__Given instruction__.
Select the lines that contain "ESSEN" and copy each of them.

Raw records:
--- BEGIN ---
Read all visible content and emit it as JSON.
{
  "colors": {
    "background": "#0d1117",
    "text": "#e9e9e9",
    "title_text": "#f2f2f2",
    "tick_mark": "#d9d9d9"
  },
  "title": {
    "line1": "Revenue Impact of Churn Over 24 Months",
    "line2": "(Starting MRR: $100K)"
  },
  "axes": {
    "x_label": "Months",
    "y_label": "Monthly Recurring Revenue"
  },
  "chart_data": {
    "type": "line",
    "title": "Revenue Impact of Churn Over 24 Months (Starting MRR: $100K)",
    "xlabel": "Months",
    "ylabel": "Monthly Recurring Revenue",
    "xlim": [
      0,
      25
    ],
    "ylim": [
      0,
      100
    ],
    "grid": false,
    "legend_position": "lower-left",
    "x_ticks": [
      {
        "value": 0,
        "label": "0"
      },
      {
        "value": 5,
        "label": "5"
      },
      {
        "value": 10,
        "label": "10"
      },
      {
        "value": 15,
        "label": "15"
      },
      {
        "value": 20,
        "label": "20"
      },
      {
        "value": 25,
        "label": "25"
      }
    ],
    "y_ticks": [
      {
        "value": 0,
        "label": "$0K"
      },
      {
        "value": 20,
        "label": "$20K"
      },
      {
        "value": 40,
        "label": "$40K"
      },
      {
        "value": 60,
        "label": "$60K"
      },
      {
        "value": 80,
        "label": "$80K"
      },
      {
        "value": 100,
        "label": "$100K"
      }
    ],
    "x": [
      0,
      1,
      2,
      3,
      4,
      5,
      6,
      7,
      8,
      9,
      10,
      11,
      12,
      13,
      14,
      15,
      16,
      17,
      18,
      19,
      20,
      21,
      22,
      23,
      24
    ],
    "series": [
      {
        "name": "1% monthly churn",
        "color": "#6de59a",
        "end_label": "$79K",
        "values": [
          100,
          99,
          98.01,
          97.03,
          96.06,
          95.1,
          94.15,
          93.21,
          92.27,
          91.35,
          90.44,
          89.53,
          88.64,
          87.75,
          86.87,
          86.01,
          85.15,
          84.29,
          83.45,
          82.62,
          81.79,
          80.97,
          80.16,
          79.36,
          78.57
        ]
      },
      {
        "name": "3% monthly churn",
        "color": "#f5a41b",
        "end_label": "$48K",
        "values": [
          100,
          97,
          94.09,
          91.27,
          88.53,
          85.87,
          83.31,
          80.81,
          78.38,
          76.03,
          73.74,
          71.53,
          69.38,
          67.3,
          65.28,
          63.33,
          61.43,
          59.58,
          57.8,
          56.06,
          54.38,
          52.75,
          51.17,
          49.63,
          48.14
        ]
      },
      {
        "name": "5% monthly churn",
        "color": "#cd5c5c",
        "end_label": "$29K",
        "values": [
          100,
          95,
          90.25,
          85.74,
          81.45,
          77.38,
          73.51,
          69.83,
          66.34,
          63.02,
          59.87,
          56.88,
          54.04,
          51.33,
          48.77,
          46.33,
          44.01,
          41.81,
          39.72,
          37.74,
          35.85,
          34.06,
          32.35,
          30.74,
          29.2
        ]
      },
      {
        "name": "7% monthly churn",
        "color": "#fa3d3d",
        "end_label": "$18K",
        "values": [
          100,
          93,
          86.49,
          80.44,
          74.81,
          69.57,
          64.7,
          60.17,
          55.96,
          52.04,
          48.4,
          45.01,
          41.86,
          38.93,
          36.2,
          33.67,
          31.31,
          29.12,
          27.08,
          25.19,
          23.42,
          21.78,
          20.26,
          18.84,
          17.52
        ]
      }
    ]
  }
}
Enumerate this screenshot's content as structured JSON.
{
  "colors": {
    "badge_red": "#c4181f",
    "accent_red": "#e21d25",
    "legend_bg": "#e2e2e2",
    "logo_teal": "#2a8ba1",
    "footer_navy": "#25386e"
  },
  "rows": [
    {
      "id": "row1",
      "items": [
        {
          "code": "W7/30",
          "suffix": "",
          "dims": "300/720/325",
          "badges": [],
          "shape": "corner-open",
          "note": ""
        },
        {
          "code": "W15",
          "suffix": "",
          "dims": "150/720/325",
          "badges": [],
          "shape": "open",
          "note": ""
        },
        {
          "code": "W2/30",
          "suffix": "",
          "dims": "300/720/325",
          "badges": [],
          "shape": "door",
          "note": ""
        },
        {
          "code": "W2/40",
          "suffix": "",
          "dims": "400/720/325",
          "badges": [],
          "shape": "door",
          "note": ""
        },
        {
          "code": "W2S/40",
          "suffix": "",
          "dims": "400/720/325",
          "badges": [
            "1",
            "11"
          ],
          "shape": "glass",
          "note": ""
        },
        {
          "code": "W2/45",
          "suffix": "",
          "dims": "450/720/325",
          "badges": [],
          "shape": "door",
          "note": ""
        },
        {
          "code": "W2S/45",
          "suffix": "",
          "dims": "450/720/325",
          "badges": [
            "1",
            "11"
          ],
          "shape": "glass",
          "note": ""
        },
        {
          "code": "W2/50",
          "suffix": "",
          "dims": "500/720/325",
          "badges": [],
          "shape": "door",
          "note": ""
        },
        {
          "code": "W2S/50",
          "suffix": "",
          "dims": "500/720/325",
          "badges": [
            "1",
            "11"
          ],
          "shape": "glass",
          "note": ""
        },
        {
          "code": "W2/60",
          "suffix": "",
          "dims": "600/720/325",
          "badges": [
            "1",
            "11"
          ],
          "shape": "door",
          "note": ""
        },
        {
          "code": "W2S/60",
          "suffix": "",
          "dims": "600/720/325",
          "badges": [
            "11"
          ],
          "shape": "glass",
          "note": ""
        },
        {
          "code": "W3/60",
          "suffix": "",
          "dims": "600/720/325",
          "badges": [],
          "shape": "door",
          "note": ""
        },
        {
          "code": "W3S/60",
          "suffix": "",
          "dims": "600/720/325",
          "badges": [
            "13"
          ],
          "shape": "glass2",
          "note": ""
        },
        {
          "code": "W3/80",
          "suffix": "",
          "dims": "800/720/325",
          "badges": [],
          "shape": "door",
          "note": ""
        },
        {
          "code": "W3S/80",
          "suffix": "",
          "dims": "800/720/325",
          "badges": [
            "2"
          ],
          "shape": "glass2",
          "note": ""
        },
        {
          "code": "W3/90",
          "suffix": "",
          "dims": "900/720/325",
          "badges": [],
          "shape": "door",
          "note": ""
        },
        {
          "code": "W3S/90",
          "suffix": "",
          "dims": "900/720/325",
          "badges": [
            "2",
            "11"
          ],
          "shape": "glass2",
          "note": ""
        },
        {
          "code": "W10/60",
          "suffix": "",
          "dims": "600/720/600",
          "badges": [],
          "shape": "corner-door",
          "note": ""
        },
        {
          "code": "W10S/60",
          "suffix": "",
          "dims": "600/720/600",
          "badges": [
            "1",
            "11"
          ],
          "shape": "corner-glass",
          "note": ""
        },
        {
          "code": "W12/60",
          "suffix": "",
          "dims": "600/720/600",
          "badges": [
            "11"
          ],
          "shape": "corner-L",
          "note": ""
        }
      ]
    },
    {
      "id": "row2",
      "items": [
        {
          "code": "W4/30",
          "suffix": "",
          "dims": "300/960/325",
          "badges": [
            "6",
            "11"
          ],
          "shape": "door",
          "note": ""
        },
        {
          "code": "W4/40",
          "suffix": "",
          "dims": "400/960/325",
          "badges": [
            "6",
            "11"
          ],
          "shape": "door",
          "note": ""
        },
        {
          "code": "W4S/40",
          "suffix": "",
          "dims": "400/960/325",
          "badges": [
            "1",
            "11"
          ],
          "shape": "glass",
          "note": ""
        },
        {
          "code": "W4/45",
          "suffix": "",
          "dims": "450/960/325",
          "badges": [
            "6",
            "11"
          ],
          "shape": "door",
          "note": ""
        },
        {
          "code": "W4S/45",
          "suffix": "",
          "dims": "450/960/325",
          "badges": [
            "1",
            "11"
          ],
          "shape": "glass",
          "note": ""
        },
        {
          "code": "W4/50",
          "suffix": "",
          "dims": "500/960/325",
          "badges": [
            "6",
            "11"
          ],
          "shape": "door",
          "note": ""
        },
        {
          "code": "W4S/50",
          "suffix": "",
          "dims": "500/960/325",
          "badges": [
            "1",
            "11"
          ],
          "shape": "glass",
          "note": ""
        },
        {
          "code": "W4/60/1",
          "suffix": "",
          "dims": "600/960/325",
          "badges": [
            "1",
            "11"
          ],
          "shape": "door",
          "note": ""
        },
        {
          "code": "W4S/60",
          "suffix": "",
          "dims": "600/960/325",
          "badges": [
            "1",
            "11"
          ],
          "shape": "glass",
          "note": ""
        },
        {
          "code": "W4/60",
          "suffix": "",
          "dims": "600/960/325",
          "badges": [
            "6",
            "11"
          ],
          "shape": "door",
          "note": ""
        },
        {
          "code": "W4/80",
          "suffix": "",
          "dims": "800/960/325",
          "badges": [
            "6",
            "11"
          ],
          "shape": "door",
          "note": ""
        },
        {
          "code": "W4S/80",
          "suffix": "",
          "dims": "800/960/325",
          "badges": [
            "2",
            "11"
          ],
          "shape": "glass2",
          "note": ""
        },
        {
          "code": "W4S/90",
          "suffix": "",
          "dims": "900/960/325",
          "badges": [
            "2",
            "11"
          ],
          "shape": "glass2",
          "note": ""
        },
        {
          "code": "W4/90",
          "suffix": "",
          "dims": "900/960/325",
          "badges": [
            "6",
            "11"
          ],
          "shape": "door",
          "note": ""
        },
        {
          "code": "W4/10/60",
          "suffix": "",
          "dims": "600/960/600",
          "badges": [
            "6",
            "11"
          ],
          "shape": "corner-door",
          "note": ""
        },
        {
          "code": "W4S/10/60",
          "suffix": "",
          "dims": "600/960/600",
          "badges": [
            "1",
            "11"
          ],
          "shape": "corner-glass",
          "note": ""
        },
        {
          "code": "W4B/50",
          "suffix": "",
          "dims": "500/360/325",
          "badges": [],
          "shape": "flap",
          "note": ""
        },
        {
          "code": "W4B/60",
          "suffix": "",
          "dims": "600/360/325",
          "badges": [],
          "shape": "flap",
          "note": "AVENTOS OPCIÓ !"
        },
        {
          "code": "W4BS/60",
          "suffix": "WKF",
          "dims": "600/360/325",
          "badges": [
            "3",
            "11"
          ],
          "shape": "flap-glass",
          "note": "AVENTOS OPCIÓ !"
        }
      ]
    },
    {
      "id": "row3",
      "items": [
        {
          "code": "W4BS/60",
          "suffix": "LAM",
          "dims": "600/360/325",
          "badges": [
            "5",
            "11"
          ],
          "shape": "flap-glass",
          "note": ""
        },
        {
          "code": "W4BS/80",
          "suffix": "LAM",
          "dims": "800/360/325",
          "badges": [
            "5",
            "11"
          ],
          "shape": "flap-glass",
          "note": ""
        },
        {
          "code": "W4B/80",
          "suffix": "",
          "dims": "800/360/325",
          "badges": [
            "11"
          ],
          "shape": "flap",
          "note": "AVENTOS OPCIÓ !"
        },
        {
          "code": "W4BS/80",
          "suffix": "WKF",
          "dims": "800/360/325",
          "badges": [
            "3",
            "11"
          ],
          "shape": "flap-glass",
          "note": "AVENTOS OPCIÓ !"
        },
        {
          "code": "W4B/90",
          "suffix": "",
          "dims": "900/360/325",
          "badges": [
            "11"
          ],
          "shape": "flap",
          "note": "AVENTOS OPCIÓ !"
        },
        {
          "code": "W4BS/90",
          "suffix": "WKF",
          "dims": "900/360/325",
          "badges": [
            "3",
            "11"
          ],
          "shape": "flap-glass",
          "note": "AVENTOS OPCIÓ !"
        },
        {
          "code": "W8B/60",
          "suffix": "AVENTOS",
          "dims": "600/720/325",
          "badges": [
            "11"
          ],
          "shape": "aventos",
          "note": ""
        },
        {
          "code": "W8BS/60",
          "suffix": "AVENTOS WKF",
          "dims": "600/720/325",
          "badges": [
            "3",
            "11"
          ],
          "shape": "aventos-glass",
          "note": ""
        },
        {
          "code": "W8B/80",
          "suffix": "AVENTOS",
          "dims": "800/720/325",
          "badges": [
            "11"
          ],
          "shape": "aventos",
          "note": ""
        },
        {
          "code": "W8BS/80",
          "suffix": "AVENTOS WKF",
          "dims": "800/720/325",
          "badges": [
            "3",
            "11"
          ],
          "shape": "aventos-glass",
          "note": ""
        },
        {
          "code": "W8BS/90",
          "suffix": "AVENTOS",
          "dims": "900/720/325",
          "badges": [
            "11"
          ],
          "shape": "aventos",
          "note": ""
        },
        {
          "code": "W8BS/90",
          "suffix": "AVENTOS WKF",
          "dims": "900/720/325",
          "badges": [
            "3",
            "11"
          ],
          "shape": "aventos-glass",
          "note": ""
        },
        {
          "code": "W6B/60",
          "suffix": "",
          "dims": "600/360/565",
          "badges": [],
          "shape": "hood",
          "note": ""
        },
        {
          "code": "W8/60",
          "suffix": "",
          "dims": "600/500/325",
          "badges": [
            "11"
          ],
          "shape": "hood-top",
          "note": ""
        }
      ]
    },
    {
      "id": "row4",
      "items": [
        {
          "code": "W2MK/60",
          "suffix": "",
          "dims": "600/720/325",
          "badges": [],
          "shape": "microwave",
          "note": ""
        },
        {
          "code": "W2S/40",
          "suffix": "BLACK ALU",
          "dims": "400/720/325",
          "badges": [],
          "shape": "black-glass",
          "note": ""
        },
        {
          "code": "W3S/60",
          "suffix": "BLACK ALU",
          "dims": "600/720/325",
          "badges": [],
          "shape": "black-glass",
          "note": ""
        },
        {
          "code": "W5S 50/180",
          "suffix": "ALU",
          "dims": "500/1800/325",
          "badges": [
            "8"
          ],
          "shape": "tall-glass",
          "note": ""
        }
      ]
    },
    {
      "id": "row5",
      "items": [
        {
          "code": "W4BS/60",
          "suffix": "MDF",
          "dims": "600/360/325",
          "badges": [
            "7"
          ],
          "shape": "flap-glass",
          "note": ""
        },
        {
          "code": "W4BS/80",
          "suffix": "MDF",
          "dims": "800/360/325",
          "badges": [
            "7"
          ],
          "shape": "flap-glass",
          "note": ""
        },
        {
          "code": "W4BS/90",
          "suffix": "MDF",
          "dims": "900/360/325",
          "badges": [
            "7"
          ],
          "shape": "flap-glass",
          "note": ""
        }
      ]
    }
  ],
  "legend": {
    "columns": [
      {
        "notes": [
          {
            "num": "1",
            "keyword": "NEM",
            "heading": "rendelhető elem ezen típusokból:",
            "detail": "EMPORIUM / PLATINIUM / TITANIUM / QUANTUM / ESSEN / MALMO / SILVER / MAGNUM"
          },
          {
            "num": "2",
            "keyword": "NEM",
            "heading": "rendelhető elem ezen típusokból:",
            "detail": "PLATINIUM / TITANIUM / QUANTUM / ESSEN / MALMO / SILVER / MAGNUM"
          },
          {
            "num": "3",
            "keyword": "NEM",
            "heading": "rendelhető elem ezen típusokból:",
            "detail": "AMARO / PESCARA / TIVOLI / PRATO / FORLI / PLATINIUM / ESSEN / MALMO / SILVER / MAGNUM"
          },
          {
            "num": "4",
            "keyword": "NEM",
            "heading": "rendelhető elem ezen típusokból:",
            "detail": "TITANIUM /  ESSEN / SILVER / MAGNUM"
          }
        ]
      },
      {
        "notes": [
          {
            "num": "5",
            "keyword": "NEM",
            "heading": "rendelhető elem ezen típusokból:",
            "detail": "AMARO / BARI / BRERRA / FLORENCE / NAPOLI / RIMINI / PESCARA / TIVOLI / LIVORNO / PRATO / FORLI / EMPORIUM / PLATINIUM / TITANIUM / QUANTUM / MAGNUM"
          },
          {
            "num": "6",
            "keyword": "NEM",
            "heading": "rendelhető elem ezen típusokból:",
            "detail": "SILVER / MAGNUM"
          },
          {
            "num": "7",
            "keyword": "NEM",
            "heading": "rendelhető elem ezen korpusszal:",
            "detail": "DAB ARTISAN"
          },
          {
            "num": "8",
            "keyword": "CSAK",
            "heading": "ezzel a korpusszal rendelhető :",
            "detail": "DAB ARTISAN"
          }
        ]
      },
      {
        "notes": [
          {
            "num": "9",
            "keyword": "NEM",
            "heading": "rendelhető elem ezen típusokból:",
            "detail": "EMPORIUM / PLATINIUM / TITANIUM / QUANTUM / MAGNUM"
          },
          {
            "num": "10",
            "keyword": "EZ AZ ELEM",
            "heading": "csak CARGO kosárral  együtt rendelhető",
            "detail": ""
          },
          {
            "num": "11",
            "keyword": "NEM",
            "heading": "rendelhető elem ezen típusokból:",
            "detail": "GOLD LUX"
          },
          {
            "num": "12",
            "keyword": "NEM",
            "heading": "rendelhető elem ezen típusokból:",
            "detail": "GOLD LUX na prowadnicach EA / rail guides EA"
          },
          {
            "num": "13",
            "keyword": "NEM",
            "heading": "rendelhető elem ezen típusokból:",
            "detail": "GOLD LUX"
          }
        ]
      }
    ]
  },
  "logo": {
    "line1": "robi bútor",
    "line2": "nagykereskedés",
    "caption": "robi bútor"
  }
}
--- END ---
__Exercise output__.
            "detail": "EMPORIUM / PLATINIUM / TITANIUM / QUANTUM / ESSEN / MALMO / SILVER / MAGNUM"
            "detail": "PLATINIUM / TITANIUM / QUANTUM / ESSEN / MALMO / SILVER / MAGNUM"
            "detail": "AMARO / PESCARA / TIVOLI / PRATO / FORLI / PLATINIUM / ESSEN / MALMO / SILVER / MAGNUM"
            "detail": "TITANIUM /  ESSEN / SILVER / MAGNUM"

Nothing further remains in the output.